* **THE DATA**

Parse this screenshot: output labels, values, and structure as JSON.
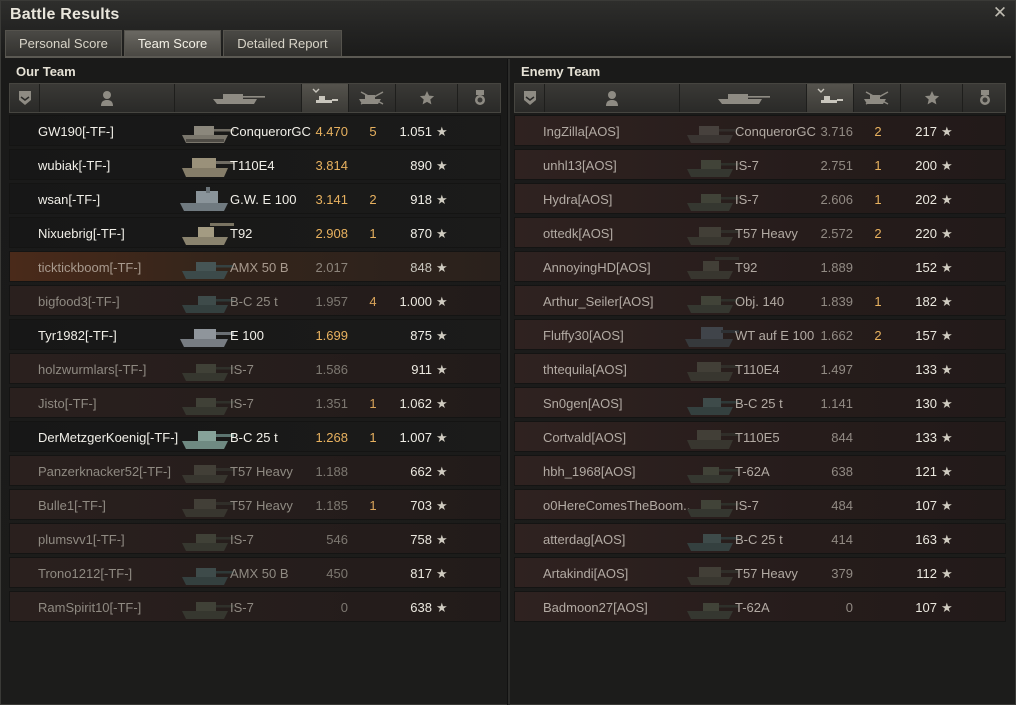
{
  "window": {
    "title": "Battle Results",
    "close_icon": "close-icon"
  },
  "tabs": [
    {
      "label": "Personal Score"
    },
    {
      "label": "Team Score",
      "active": true
    },
    {
      "label": "Detailed Report"
    }
  ],
  "our_team": {
    "title": "Our Team",
    "rows": [
      {
        "player": "GW190[-TF-]",
        "tank": "ConquerorGC",
        "xp": "4.470",
        "kills": "5",
        "damage": "1.051",
        "state": "alive"
      },
      {
        "player": "wubiak[-TF-]",
        "tank": "T110E4",
        "xp": "3.814",
        "kills": "",
        "damage": "890",
        "state": "alive"
      },
      {
        "player": "wsan[-TF-]",
        "tank": "G.W. E 100",
        "xp": "3.141",
        "kills": "2",
        "damage": "918",
        "state": "alive"
      },
      {
        "player": "Nixuebrig[-TF-]",
        "tank": "T92",
        "xp": "2.908",
        "kills": "1",
        "damage": "870",
        "state": "alive"
      },
      {
        "player": "ticktickboom[-TF-]",
        "tank": "AMX 50 B",
        "xp": "2.017",
        "kills": "",
        "damage": "848",
        "state": "me"
      },
      {
        "player": "bigfood3[-TF-]",
        "tank": "B-C 25 t",
        "xp": "1.957",
        "kills": "4",
        "damage": "1.000",
        "state": "dead"
      },
      {
        "player": "Tyr1982[-TF-]",
        "tank": "E 100",
        "xp": "1.699",
        "kills": "",
        "damage": "875",
        "state": "alive"
      },
      {
        "player": "holzwurmlars[-TF-]",
        "tank": "IS-7",
        "xp": "1.586",
        "kills": "",
        "damage": "911",
        "state": "dead"
      },
      {
        "player": "Jisto[-TF-]",
        "tank": "IS-7",
        "xp": "1.351",
        "kills": "1",
        "damage": "1.062",
        "state": "dead"
      },
      {
        "player": "DerMetzgerKoenig[-TF-]",
        "tank": "B-C 25 t",
        "xp": "1.268",
        "kills": "1",
        "damage": "1.007",
        "state": "alive"
      },
      {
        "player": "Panzerknacker52[-TF-]",
        "tank": "T57 Heavy",
        "xp": "1.188",
        "kills": "",
        "damage": "662",
        "state": "dead"
      },
      {
        "player": "Bulle1[-TF-]",
        "tank": "T57 Heavy",
        "xp": "1.185",
        "kills": "1",
        "damage": "703",
        "state": "dead"
      },
      {
        "player": "plumsvv1[-TF-]",
        "tank": "IS-7",
        "xp": "546",
        "kills": "",
        "damage": "758",
        "state": "dead"
      },
      {
        "player": "Trono1212[-TF-]",
        "tank": "AMX 50 B",
        "xp": "450",
        "kills": "",
        "damage": "817",
        "state": "dead"
      },
      {
        "player": "RamSpirit10[-TF-]",
        "tank": "IS-7",
        "xp": "0",
        "kills": "",
        "damage": "638",
        "state": "dead"
      }
    ]
  },
  "enemy_team": {
    "title": "Enemy Team",
    "rows": [
      {
        "player": "IngZilla[AOS]",
        "tank": "ConquerorGC",
        "xp": "3.716",
        "kills": "2",
        "damage": "217"
      },
      {
        "player": "unhl13[AOS]",
        "tank": "IS-7",
        "xp": "2.751",
        "kills": "1",
        "damage": "200"
      },
      {
        "player": "Hydra[AOS]",
        "tank": "IS-7",
        "xp": "2.606",
        "kills": "1",
        "damage": "202"
      },
      {
        "player": "ottedk[AOS]",
        "tank": "T57 Heavy",
        "xp": "2.572",
        "kills": "2",
        "damage": "220"
      },
      {
        "player": "AnnoyingHD[AOS]",
        "tank": "T92",
        "xp": "1.889",
        "kills": "",
        "damage": "152"
      },
      {
        "player": "Arthur_Seiler[AOS]",
        "tank": "Obj. 140",
        "xp": "1.839",
        "kills": "1",
        "damage": "182"
      },
      {
        "player": "Fluffy30[AOS]",
        "tank": "WT auf E 100",
        "xp": "1.662",
        "kills": "2",
        "damage": "157"
      },
      {
        "player": "thtequila[AOS]",
        "tank": "T110E4",
        "xp": "1.497",
        "kills": "",
        "damage": "133"
      },
      {
        "player": "Sn0gen[AOS]",
        "tank": "B-C 25 t",
        "xp": "1.141",
        "kills": "",
        "damage": "130"
      },
      {
        "player": "Cortvald[AOS]",
        "tank": "T110E5",
        "xp": "844",
        "kills": "",
        "damage": "133"
      },
      {
        "player": "hbh_1968[AOS]",
        "tank": "T-62A",
        "xp": "638",
        "kills": "",
        "damage": "121"
      },
      {
        "player": "o0HereComesTheBoom..",
        "tank": "IS-7",
        "xp": "484",
        "kills": "",
        "damage": "107"
      },
      {
        "player": "atterdag[AOS]",
        "tank": "B-C 25 t",
        "xp": "414",
        "kills": "",
        "damage": "163"
      },
      {
        "player": "Artakindi[AOS]",
        "tank": "T57 Heavy",
        "xp": "379",
        "kills": "",
        "damage": "112"
      },
      {
        "player": "Badmoon27[AOS]",
        "tank": "T-62A",
        "xp": "0",
        "kills": "",
        "damage": "107"
      }
    ]
  },
  "star_glyph": "★",
  "colors": {
    "xp_alive": "#e7b15f",
    "row_me": "#4a2a1a",
    "row_enemy": "#2f2220"
  }
}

* **DIRECTIONS**
From the material above, gather all lines that include the string "title" and copy them.

* **TASK ANSWER**
    "title": "Battle Results",
    "title": "Our Team",
    "title": "Enemy Team",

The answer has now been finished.